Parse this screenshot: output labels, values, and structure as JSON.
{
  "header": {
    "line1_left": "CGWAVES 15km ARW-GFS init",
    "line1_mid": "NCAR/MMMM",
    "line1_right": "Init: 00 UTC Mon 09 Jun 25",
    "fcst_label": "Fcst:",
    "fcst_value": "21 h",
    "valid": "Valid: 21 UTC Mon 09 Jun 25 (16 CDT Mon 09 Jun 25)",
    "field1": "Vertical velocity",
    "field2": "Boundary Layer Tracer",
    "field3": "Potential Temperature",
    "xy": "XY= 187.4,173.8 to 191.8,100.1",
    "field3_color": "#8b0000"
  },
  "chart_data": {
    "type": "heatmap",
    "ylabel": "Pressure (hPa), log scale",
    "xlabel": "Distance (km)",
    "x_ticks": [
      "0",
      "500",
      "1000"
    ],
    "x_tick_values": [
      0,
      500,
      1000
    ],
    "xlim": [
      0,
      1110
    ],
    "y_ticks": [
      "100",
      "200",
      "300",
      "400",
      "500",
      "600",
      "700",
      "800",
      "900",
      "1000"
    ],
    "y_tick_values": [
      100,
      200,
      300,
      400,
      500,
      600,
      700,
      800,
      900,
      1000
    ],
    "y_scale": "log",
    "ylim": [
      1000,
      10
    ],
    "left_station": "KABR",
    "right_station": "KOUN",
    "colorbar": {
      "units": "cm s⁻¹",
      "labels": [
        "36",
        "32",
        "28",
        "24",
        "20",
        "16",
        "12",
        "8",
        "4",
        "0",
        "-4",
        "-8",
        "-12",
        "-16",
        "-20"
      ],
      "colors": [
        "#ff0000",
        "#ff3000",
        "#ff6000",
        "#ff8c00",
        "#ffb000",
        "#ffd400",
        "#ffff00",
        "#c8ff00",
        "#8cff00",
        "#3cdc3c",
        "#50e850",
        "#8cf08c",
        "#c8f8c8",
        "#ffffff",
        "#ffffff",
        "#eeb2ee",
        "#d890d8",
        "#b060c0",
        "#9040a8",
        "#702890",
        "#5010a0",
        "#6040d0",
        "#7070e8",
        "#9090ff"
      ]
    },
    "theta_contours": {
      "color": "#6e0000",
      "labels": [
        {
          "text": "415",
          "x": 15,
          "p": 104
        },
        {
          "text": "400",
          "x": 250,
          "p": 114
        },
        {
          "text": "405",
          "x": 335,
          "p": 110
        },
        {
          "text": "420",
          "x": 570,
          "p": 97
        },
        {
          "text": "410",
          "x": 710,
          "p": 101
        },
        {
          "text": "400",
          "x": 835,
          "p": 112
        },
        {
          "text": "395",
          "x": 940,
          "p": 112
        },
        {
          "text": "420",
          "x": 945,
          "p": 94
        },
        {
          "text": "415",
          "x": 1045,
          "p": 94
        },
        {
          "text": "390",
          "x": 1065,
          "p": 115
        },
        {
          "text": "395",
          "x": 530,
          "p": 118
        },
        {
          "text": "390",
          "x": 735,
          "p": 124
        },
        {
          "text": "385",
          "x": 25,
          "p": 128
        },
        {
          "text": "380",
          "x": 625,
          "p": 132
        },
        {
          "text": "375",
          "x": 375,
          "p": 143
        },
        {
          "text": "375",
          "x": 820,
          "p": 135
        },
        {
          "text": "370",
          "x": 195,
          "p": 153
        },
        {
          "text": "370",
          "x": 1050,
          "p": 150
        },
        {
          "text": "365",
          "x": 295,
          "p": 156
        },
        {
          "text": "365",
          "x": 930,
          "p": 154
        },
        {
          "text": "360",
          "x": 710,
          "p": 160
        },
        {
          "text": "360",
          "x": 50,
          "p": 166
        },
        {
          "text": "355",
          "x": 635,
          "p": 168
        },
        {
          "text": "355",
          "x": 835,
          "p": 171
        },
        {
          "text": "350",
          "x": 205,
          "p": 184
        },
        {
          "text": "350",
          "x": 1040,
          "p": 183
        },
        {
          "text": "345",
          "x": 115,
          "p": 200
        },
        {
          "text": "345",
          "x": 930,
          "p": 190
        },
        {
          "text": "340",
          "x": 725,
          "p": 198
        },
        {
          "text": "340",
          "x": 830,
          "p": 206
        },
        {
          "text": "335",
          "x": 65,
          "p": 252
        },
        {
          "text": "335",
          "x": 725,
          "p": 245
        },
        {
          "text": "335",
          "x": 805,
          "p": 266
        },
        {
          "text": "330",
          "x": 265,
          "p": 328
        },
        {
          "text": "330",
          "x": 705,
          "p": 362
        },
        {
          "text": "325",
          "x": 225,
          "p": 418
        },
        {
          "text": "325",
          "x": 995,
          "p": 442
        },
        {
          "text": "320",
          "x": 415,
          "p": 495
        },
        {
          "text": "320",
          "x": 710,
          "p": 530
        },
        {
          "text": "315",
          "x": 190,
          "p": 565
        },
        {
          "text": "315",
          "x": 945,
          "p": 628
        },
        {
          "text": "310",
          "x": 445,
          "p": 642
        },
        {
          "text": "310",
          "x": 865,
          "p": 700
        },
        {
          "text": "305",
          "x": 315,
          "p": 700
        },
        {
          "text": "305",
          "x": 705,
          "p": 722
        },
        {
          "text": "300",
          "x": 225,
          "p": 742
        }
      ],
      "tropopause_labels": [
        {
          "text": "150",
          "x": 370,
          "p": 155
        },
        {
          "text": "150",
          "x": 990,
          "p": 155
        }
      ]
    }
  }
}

----

- [Exercise directions]
All of the records must be repeated exactly.

- [Exercise solution]
Parse this screenshot: output labels, values, and structure as JSON.
{
  "header": {
    "line1_left": "CGWAVES 15km ARW-GFS init",
    "line1_mid": "NCAR/MMMM",
    "line1_right": "Init: 00 UTC Mon 09 Jun 25",
    "fcst_label": "Fcst:",
    "fcst_value": "21 h",
    "valid": "Valid: 21 UTC Mon 09 Jun 25 (16 CDT Mon 09 Jun 25)",
    "field1": "Vertical velocity",
    "field2": "Boundary Layer Tracer",
    "field3": "Potential Temperature",
    "xy": "XY= 187.4,173.8 to 191.8,100.1",
    "field3_color": "#8b0000"
  },
  "chart_data": {
    "type": "heatmap",
    "ylabel": "Pressure (hPa), log scale",
    "xlabel": "Distance (km)",
    "x_ticks": [
      "0",
      "500",
      "1000"
    ],
    "x_tick_values": [
      0,
      500,
      1000
    ],
    "xlim": [
      0,
      1110
    ],
    "y_ticks": [
      "100",
      "200",
      "300",
      "400",
      "500",
      "600",
      "700",
      "800",
      "900",
      "1000"
    ],
    "y_tick_values": [
      100,
      200,
      300,
      400,
      500,
      600,
      700,
      800,
      900,
      1000
    ],
    "y_scale": "log",
    "ylim": [
      1000,
      10
    ],
    "left_station": "KABR",
    "right_station": "KOUN",
    "colorbar": {
      "units": "cm s⁻¹",
      "labels": [
        "36",
        "32",
        "28",
        "24",
        "20",
        "16",
        "12",
        "8",
        "4",
        "0",
        "-4",
        "-8",
        "-12",
        "-16",
        "-20"
      ],
      "colors": [
        "#ff0000",
        "#ff3000",
        "#ff6000",
        "#ff8c00",
        "#ffb000",
        "#ffd400",
        "#ffff00",
        "#c8ff00",
        "#8cff00",
        "#3cdc3c",
        "#50e850",
        "#8cf08c",
        "#c8f8c8",
        "#ffffff",
        "#ffffff",
        "#eeb2ee",
        "#d890d8",
        "#b060c0",
        "#9040a8",
        "#702890",
        "#5010a0",
        "#6040d0",
        "#7070e8",
        "#9090ff"
      ]
    },
    "theta_contours": {
      "color": "#6e0000",
      "labels": [
        {
          "text": "415",
          "x": 15,
          "p": 104
        },
        {
          "text": "400",
          "x": 250,
          "p": 114
        },
        {
          "text": "405",
          "x": 335,
          "p": 110
        },
        {
          "text": "420",
          "x": 570,
          "p": 97
        },
        {
          "text": "410",
          "x": 710,
          "p": 101
        },
        {
          "text": "400",
          "x": 835,
          "p": 112
        },
        {
          "text": "395",
          "x": 940,
          "p": 112
        },
        {
          "text": "420",
          "x": 945,
          "p": 94
        },
        {
          "text": "415",
          "x": 1045,
          "p": 94
        },
        {
          "text": "390",
          "x": 1065,
          "p": 115
        },
        {
          "text": "395",
          "x": 530,
          "p": 118
        },
        {
          "text": "390",
          "x": 735,
          "p": 124
        },
        {
          "text": "385",
          "x": 25,
          "p": 128
        },
        {
          "text": "380",
          "x": 625,
          "p": 132
        },
        {
          "text": "375",
          "x": 375,
          "p": 143
        },
        {
          "text": "375",
          "x": 820,
          "p": 135
        },
        {
          "text": "370",
          "x": 195,
          "p": 153
        },
        {
          "text": "370",
          "x": 1050,
          "p": 150
        },
        {
          "text": "365",
          "x": 295,
          "p": 156
        },
        {
          "text": "365",
          "x": 930,
          "p": 154
        },
        {
          "text": "360",
          "x": 710,
          "p": 160
        },
        {
          "text": "360",
          "x": 50,
          "p": 166
        },
        {
          "text": "355",
          "x": 635,
          "p": 168
        },
        {
          "text": "355",
          "x": 835,
          "p": 171
        },
        {
          "text": "350",
          "x": 205,
          "p": 184
        },
        {
          "text": "350",
          "x": 1040,
          "p": 183
        },
        {
          "text": "345",
          "x": 115,
          "p": 200
        },
        {
          "text": "345",
          "x": 930,
          "p": 190
        },
        {
          "text": "340",
          "x": 725,
          "p": 198
        },
        {
          "text": "340",
          "x": 830,
          "p": 206
        },
        {
          "text": "335",
          "x": 65,
          "p": 252
        },
        {
          "text": "335",
          "x": 725,
          "p": 245
        },
        {
          "text": "335",
          "x": 805,
          "p": 266
        },
        {
          "text": "330",
          "x": 265,
          "p": 328
        },
        {
          "text": "330",
          "x": 705,
          "p": 362
        },
        {
          "text": "325",
          "x": 225,
          "p": 418
        },
        {
          "text": "325",
          "x": 995,
          "p": 442
        },
        {
          "text": "320",
          "x": 415,
          "p": 495
        },
        {
          "text": "320",
          "x": 710,
          "p": 530
        },
        {
          "text": "315",
          "x": 190,
          "p": 565
        },
        {
          "text": "315",
          "x": 945,
          "p": 628
        },
        {
          "text": "310",
          "x": 445,
          "p": 642
        },
        {
          "text": "310",
          "x": 865,
          "p": 700
        },
        {
          "text": "305",
          "x": 315,
          "p": 700
        },
        {
          "text": "305",
          "x": 705,
          "p": 722
        },
        {
          "text": "300",
          "x": 225,
          "p": 742
        }
      ],
      "tropopause_labels": [
        {
          "text": "150",
          "x": 370,
          "p": 155
        },
        {
          "text": "150",
          "x": 990,
          "p": 155
        }
      ]
    }
  }
}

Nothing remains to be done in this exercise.